Description of the task. Pick out each line of the records in which the word "xlabel" appears.
━━━━━━━━━━━━━━━━━━━━━━━━━━━━━━
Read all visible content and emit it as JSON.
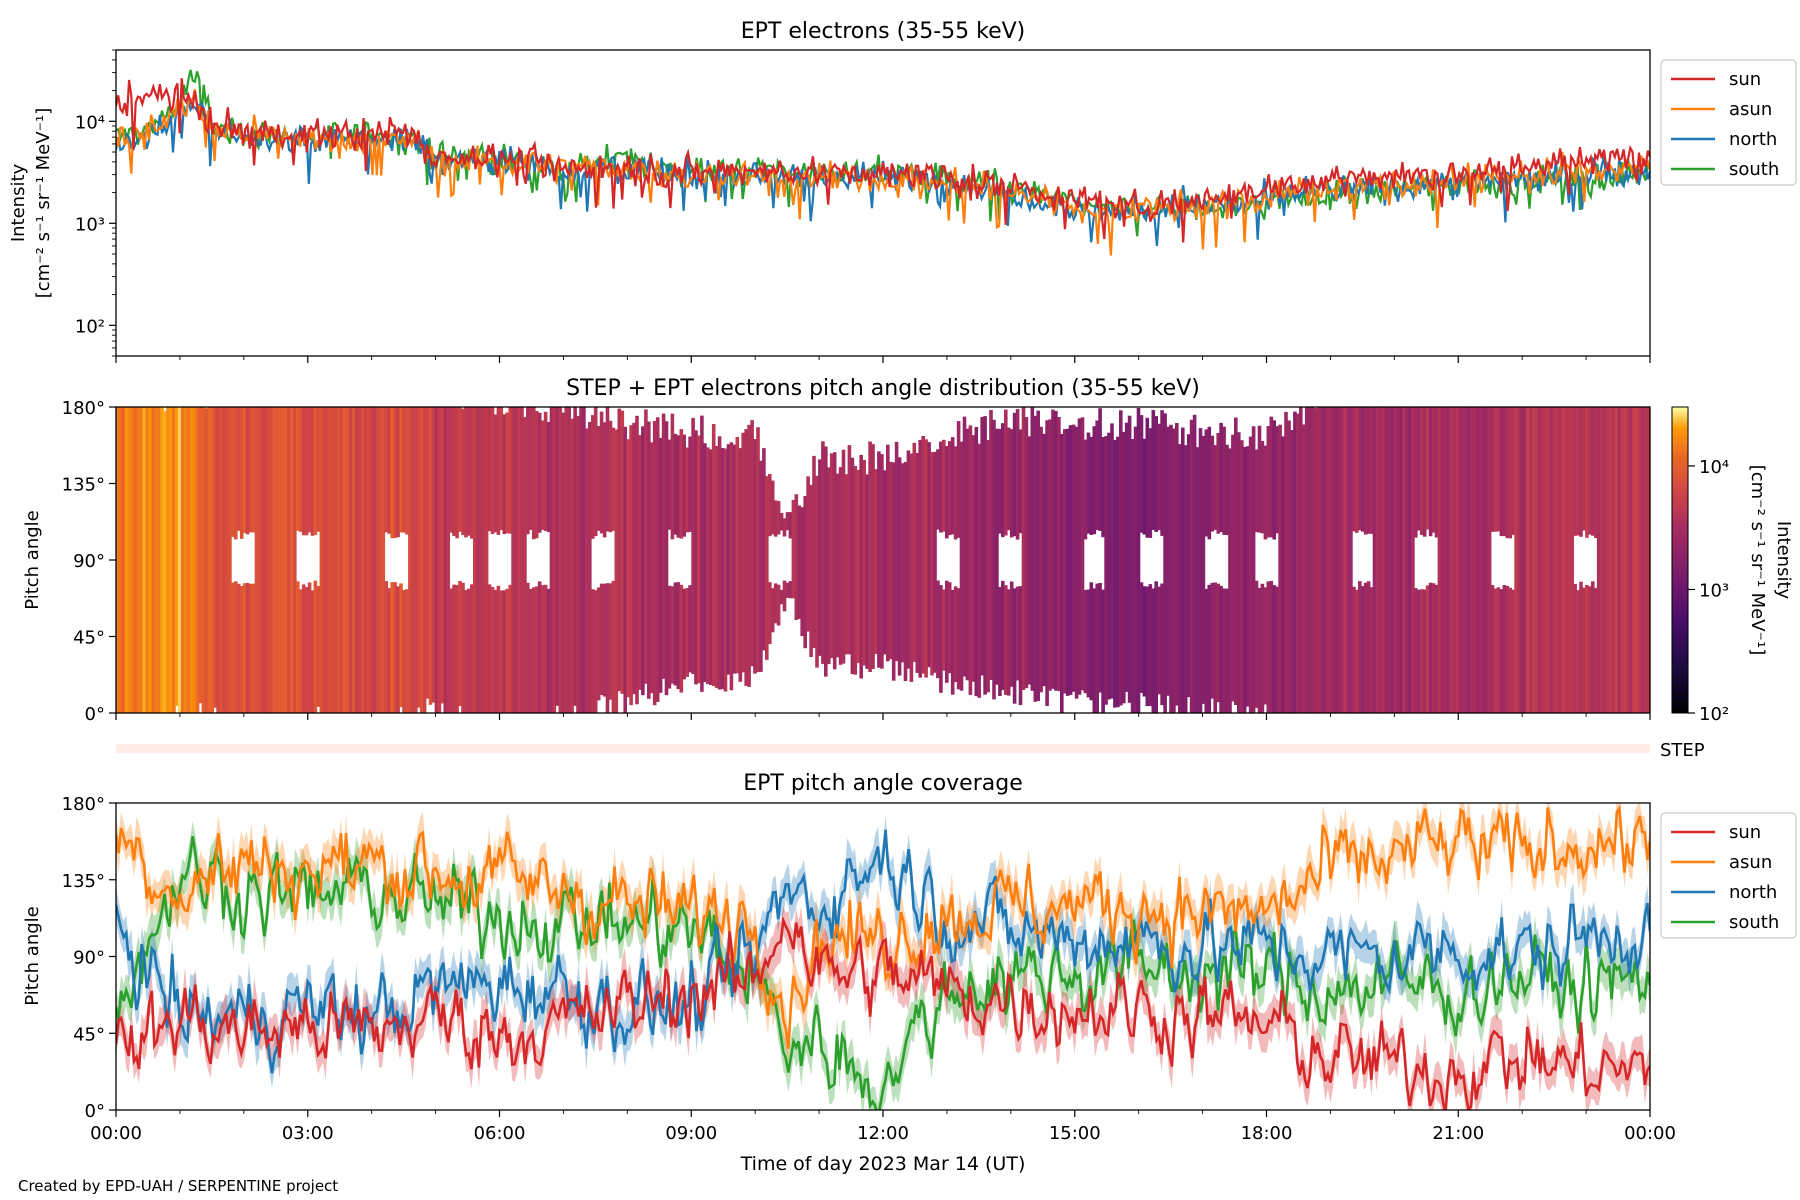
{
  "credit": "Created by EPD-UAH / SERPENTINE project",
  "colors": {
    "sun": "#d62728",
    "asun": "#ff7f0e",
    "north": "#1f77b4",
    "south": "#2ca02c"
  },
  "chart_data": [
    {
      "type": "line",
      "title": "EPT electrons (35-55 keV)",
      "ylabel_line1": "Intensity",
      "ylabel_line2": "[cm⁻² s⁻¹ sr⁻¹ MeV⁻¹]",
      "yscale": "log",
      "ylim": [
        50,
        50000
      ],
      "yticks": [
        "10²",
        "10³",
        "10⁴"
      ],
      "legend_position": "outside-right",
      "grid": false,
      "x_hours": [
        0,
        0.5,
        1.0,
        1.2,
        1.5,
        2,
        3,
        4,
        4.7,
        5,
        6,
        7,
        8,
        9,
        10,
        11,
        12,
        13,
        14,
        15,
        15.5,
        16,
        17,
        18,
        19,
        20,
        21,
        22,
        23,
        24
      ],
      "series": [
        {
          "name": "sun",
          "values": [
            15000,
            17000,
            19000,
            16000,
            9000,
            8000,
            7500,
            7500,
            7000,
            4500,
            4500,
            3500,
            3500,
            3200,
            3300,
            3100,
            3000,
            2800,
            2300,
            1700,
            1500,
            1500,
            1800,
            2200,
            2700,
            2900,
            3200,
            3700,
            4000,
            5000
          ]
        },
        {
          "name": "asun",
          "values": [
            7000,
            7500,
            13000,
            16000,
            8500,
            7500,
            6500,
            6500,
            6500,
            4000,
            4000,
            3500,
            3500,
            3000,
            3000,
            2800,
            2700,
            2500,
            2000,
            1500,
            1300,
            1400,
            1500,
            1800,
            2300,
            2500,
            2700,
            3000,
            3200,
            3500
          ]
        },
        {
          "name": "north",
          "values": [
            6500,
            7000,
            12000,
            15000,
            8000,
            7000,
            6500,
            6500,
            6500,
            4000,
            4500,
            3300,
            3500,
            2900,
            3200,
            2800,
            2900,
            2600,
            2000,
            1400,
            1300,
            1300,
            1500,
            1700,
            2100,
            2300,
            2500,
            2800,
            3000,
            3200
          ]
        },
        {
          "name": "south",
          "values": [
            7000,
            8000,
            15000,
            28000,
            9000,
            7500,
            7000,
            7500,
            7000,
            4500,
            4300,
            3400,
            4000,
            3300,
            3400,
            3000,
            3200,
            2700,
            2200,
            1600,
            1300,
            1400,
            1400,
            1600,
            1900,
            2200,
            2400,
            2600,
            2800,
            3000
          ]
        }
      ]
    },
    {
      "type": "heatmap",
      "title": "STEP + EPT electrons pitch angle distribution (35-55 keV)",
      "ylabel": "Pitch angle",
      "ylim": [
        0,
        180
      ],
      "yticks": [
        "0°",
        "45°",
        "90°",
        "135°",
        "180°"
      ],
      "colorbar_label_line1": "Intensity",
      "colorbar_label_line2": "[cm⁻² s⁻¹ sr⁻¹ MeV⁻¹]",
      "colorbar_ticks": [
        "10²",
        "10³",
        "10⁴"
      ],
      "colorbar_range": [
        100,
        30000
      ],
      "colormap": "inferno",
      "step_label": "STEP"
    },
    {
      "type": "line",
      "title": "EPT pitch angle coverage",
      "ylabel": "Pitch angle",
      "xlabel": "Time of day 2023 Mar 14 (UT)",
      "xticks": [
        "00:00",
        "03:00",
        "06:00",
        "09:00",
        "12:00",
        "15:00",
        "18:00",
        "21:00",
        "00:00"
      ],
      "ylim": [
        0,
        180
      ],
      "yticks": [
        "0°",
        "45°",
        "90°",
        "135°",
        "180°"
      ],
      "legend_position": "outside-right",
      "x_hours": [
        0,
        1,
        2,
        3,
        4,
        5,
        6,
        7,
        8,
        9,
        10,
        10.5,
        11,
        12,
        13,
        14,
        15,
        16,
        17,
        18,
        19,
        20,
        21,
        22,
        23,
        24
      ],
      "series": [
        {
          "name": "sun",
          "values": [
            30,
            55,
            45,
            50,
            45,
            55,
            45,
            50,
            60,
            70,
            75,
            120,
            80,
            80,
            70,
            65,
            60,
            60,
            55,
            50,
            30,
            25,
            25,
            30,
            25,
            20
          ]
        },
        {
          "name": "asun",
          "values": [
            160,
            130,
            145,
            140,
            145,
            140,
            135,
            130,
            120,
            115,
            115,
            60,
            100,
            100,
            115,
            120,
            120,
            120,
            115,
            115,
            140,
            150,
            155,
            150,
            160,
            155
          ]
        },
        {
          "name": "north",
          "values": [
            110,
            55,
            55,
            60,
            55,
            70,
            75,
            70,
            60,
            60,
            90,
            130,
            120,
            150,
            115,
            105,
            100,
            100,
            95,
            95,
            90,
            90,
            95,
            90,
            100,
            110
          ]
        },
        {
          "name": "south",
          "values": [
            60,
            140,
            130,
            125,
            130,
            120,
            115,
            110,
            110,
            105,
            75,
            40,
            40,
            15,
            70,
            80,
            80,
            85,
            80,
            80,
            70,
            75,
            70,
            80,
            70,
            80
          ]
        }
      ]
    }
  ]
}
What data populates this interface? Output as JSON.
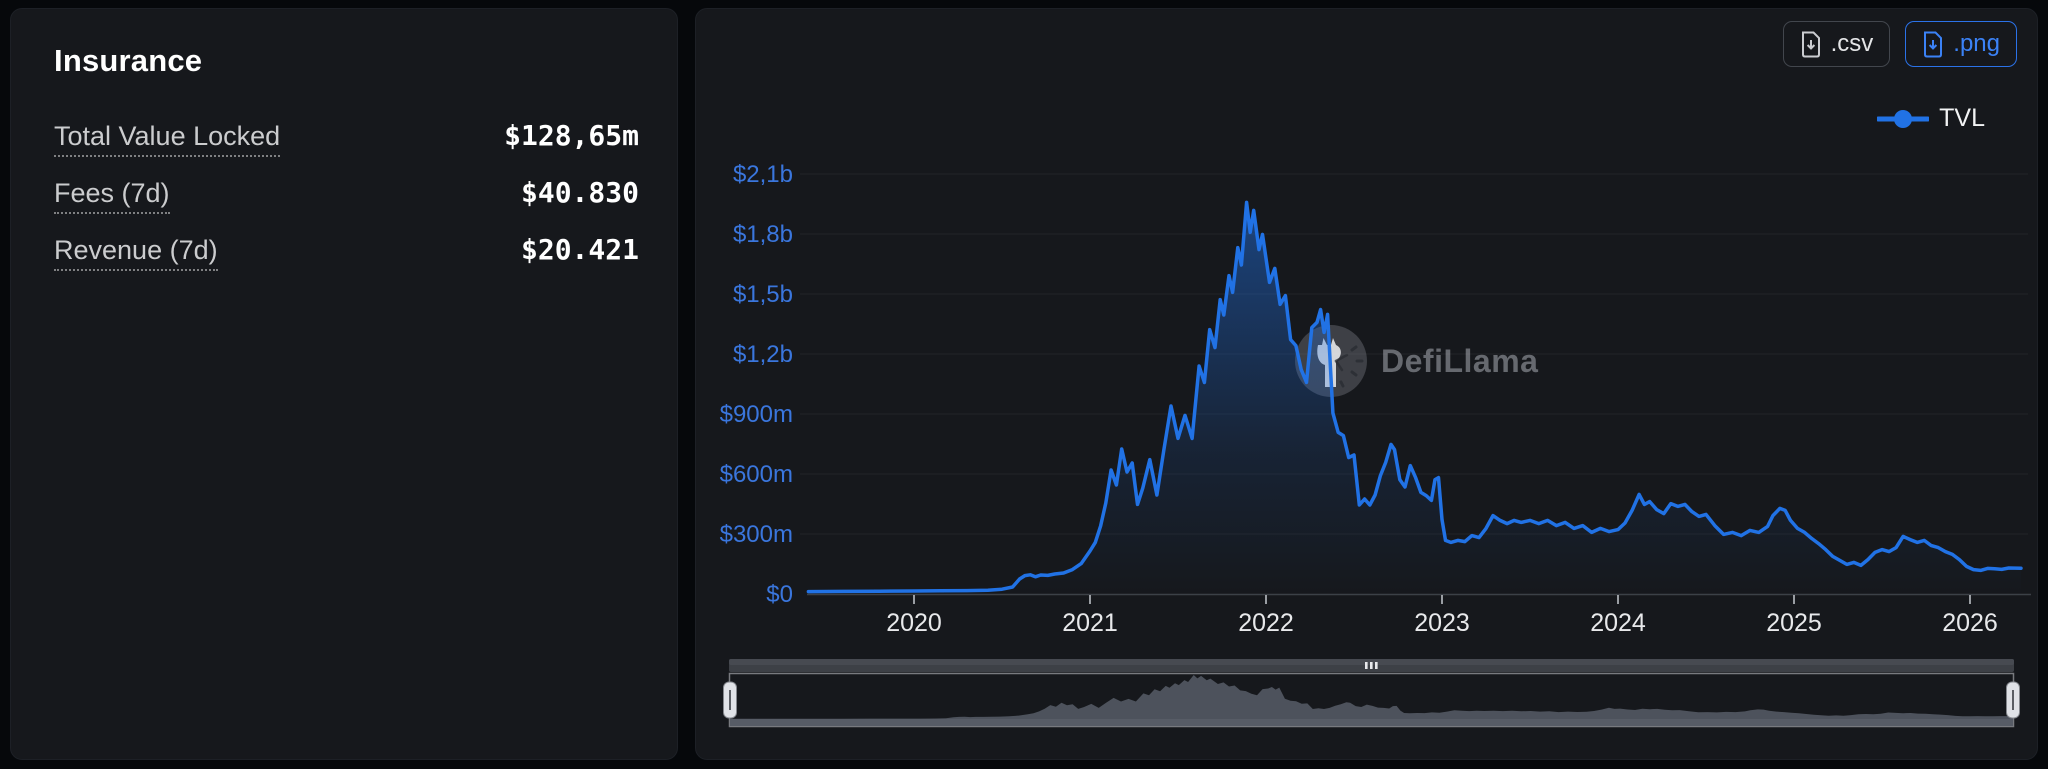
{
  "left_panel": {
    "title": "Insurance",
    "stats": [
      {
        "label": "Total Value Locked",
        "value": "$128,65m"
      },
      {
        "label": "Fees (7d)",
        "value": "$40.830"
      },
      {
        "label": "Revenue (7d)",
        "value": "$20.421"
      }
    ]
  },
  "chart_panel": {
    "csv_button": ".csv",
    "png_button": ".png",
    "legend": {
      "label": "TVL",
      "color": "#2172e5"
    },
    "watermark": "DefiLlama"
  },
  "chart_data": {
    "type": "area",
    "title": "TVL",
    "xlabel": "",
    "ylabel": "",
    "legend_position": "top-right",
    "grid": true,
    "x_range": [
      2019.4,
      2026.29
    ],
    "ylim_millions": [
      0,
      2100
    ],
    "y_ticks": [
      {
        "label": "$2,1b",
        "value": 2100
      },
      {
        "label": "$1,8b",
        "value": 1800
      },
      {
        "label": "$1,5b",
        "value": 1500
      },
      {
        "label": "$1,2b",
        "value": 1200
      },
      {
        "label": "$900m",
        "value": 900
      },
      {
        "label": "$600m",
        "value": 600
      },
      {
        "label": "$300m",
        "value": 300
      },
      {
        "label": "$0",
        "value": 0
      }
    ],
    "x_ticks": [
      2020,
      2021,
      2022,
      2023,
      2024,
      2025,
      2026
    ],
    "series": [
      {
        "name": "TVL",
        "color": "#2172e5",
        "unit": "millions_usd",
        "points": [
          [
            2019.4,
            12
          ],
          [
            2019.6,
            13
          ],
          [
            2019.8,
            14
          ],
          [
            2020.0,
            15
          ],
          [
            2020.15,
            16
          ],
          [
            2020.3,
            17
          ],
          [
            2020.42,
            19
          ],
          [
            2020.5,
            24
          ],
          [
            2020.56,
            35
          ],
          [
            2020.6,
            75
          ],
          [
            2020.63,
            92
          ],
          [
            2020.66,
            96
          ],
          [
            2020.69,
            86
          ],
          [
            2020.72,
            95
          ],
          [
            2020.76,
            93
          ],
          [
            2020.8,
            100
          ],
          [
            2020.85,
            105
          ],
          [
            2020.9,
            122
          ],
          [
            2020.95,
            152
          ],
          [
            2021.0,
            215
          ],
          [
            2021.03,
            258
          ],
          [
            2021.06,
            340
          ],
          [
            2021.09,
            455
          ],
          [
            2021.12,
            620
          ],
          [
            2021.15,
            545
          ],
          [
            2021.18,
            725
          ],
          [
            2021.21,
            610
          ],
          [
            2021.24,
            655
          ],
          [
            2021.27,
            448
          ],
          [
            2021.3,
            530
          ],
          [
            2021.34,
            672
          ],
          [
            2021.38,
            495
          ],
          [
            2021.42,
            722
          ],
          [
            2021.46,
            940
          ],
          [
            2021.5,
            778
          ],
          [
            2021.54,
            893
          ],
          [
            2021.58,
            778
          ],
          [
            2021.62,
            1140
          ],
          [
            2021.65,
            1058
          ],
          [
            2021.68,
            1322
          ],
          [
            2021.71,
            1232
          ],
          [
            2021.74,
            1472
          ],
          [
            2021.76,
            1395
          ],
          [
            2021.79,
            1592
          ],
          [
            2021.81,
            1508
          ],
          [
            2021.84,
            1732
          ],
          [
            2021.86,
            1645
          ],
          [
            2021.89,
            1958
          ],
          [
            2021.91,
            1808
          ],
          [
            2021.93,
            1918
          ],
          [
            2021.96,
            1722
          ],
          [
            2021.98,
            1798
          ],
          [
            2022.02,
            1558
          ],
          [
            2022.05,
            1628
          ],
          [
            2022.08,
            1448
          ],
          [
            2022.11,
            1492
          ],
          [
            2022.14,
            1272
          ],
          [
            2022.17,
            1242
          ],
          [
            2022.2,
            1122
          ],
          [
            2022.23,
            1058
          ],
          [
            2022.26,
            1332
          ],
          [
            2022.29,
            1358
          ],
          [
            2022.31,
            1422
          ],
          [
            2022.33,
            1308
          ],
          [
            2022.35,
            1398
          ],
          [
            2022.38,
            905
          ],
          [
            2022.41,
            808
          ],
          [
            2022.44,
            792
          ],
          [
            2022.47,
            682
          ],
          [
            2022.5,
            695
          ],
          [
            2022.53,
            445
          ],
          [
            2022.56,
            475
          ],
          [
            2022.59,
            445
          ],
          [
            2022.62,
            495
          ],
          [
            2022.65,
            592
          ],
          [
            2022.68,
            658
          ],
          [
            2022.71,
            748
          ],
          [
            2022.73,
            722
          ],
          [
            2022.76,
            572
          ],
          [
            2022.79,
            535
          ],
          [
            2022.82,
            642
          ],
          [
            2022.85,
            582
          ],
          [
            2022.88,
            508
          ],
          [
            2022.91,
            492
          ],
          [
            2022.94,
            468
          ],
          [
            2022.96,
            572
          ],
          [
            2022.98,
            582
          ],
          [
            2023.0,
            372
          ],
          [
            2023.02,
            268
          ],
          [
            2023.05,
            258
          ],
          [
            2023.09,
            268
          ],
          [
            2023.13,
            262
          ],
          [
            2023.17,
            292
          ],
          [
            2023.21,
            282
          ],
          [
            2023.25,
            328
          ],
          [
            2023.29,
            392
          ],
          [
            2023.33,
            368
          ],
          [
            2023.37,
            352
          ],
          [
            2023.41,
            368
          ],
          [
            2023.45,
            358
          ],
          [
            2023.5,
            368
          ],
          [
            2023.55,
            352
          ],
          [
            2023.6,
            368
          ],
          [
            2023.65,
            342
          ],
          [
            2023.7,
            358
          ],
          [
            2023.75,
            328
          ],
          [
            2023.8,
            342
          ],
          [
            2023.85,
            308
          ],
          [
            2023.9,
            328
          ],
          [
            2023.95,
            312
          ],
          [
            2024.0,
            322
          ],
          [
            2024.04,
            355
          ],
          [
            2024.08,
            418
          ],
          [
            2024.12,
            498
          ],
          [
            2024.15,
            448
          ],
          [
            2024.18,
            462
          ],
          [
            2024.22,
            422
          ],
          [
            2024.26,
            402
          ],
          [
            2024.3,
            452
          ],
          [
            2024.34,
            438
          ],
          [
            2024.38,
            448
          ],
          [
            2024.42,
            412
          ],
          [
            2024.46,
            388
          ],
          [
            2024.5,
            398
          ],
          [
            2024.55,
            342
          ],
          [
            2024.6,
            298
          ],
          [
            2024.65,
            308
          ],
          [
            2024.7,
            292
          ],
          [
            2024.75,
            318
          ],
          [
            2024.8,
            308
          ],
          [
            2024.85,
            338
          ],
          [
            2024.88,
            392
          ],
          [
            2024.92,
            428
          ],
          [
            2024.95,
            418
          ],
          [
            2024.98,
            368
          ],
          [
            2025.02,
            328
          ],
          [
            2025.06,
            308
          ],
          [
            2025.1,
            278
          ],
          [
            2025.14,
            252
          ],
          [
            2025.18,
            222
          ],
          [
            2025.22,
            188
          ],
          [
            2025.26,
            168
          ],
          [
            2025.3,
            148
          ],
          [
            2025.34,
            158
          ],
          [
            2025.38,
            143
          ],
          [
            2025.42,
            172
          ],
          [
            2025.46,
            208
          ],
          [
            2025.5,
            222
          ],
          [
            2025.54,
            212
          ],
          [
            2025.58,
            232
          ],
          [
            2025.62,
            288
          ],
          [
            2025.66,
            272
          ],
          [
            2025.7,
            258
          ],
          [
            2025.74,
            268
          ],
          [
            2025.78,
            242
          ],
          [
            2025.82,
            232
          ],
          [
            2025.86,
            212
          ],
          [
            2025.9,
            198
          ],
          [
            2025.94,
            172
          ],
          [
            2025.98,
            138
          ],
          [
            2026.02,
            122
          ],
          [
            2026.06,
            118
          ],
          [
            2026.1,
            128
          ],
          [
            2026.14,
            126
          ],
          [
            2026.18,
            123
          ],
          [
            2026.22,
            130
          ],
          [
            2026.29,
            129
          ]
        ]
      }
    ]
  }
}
━━━━━━━━━━━━━━━━━━━━━━━━━━━━━━
The output.
      "xlabel": "Time of day 2023 Mar 14 (UT)",
    "xlabel": "",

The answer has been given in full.